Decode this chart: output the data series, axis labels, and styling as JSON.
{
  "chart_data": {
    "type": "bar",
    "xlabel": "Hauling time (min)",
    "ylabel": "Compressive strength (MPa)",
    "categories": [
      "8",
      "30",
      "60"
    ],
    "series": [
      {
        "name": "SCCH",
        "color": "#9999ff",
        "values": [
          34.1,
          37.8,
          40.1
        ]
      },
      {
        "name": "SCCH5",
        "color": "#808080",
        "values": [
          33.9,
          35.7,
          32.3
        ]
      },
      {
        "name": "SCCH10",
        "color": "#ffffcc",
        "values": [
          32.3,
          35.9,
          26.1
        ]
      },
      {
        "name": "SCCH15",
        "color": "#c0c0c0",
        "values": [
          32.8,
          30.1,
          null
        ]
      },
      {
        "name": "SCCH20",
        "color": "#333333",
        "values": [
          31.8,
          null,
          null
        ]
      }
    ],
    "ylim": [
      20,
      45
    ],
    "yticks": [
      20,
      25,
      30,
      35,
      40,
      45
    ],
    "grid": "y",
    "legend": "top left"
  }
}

::::::

## [Your goal]
Reproduce the complete set of lines precisely as supplied.

## [Result for this exercise]
Decode this chart: output the data series, axis labels, and styling as JSON.
{
  "chart_data": {
    "type": "bar",
    "xlabel": "Hauling time (min)",
    "ylabel": "Compressive strength (MPa)",
    "categories": [
      "8",
      "30",
      "60"
    ],
    "series": [
      {
        "name": "SCCH",
        "color": "#9999ff",
        "values": [
          34.1,
          37.8,
          40.1
        ]
      },
      {
        "name": "SCCH5",
        "color": "#808080",
        "values": [
          33.9,
          35.7,
          32.3
        ]
      },
      {
        "name": "SCCH10",
        "color": "#ffffcc",
        "values": [
          32.3,
          35.9,
          26.1
        ]
      },
      {
        "name": "SCCH15",
        "color": "#c0c0c0",
        "values": [
          32.8,
          30.1,
          null
        ]
      },
      {
        "name": "SCCH20",
        "color": "#333333",
        "values": [
          31.8,
          null,
          null
        ]
      }
    ],
    "ylim": [
      20,
      45
    ],
    "yticks": [
      20,
      25,
      30,
      35,
      40,
      45
    ],
    "grid": "y",
    "legend": "top left"
  }
}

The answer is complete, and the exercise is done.